WORK TO BE COMPLETED:
Recast every line of the entries below as a Markdown table with two columns, Row and Line. Put the row number in Row and the line itself in Line, and skip blank lines and leave out the pictures.

---------- SOURCE DATA

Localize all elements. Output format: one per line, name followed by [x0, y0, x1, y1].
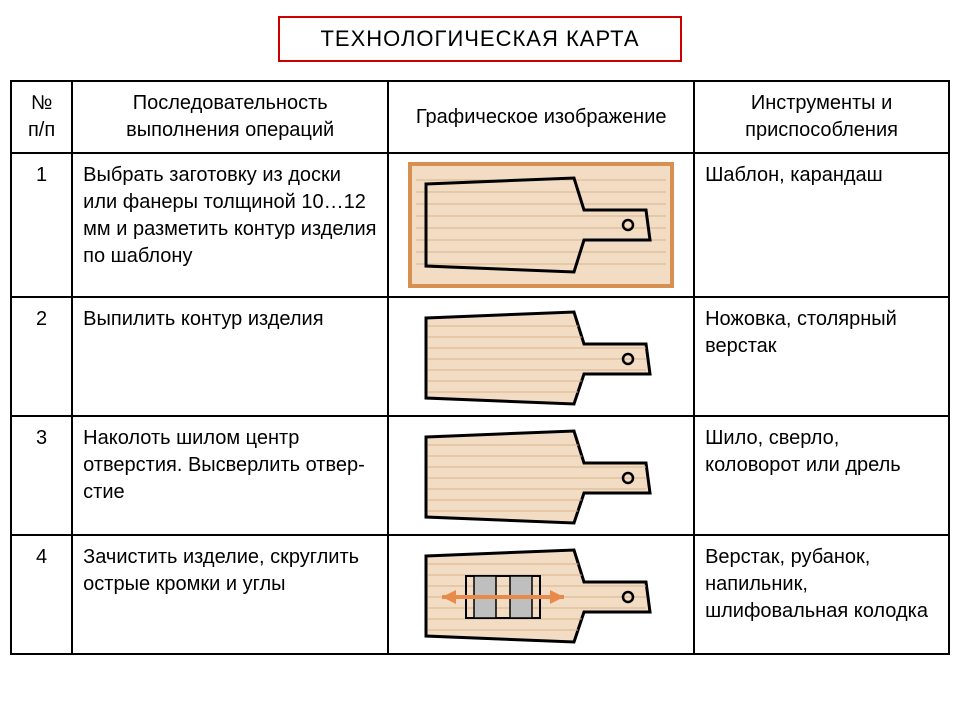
table-row: 2 Выпилить контур изделия	[11, 297, 949, 416]
graphic-step1	[406, 160, 676, 290]
cell-sequence: Выпилить контур изделия	[72, 297, 388, 416]
cell-tools: Верстак, руба­нок, напильник, шлифовальн…	[694, 535, 949, 654]
cell-tools: Шаблон, карандаш	[694, 153, 949, 297]
table-header-row: № п/п Последовательность выполнения опер…	[11, 81, 949, 153]
cell-tools: Ножовка, столярный верстак	[694, 297, 949, 416]
cell-graphic	[388, 535, 694, 654]
tech-card-table: № п/п Последовательность выполнения опер…	[10, 80, 950, 655]
header-tools: Инструменты и приспособления	[694, 81, 949, 153]
cell-num: 1	[11, 153, 72, 297]
graphic-step4	[416, 542, 666, 647]
cell-graphic	[388, 297, 694, 416]
cell-graphic	[388, 416, 694, 535]
cell-num: 3	[11, 416, 72, 535]
cell-graphic	[388, 153, 694, 297]
header-graphic: Графическое изображение	[388, 81, 694, 153]
cell-sequence: Выбрать заготовку из доски или фане­ры т…	[72, 153, 388, 297]
graphic-step3	[416, 423, 666, 528]
header-num: № п/п	[11, 81, 72, 153]
cell-num: 4	[11, 535, 72, 654]
table-row: 4 Зачистить изделие, скруглить острые кр…	[11, 535, 949, 654]
cell-num: 2	[11, 297, 72, 416]
graphic-step2	[416, 304, 666, 409]
table-row: 1 Выбрать заготовку из доски или фане­ры…	[11, 153, 949, 297]
table-row: 3 Наколоть шилом центр отверстия. Высвер…	[11, 416, 949, 535]
cell-sequence: Наколоть шилом центр отверстия. Высверли…	[72, 416, 388, 535]
header-sequence: Последовательность выполнения операций	[72, 81, 388, 153]
page-title: ТЕХНОЛОГИЧЕСКАЯ КАРТА	[278, 16, 681, 62]
cell-sequence: Зачистить изделие, скруглить острые кром…	[72, 535, 388, 654]
cell-tools: Шило, сверло, коловорот или дрель	[694, 416, 949, 535]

--------------------

FINISHED EXERCISE:
| Row | Line |
|---|---|
| 1 | Localize all elements. Output format: one per line, name followed by [x0, y0, x1, y1]. |
| 2 | table-row: 2 Выпилить контур изделия	[11, 297, 949, 416] |
| 3 | graphic-step1	[406, 160, 676, 290] |
| 4 | cell-sequence: Выпилить контур изделия	[72, 297, 388, 416] |
| 5 | cell-tools: Верстак, руба­нок, напильник, шлифовальн…	[694, 535, 949, 654] |
| 6 | cell-tools: Шаблон, карандаш	[694, 153, 949, 297] |
| 7 | table-header-row: № п/п Последовательность выполнения опер…	[11, 81, 949, 153] |
| 8 | cell-tools: Ножовка, столярный верстак	[694, 297, 949, 416] |
| 9 | cell-graphic	[388, 535, 694, 654] |
| 10 | tech-card-table: № п/п Последовательность выполнения опер…	[10, 80, 950, 655] |
| 11 | header-tools: Инструменты и приспособления	[694, 81, 949, 153] |
| 12 | cell-num: 1	[11, 153, 72, 297] |
| 13 | graphic-step4	[416, 542, 666, 647] |
| 14 | cell-graphic	[388, 297, 694, 416] |
| 15 | cell-graphic	[388, 416, 694, 535] |
| 16 | cell-num: 3	[11, 416, 72, 535] |
| 17 | cell-graphic	[388, 153, 694, 297] |
| 18 | header-graphic: Графическое изображение	[388, 81, 694, 153] |
| 19 | cell-sequence: Выбрать заготовку из доски или фане­ры т…	[72, 153, 388, 297] |
| 20 | graphic-step3	[416, 423, 666, 528] |
| 21 | header-num: № п/п	[11, 81, 72, 153] |
| 22 | cell-num: 4	[11, 535, 72, 654] |
| 23 | table-row: 4 Зачистить изделие, скруглить острые кр…	[11, 535, 949, 654] |
| 24 | cell-num: 2	[11, 297, 72, 416] |
| 25 | graphic-step2	[416, 304, 666, 409] |
| 26 | table-row: 1 Выбрать заготовку из доски или фане­ры…	[11, 153, 949, 297] |
| 27 | table-row: 3 Наколоть шилом центр отверстия. Высвер…	[11, 416, 949, 535] |
| 28 | cell-sequence: Наколоть шилом центр отверстия. Высверли…	[72, 416, 388, 535] |
| 29 | header-sequence: Последовательность выполнения операций	[72, 81, 388, 153] |
| 30 | page-title: ТЕХНОЛОГИЧЕСКАЯ КАРТА	[278, 16, 681, 62] |
| 31 | cell-sequence: Зачистить изделие, скруглить острые кром…	[72, 535, 388, 654] |
| 32 | cell-tools: Шило, сверло, коловорот или дрель	[694, 416, 949, 535] |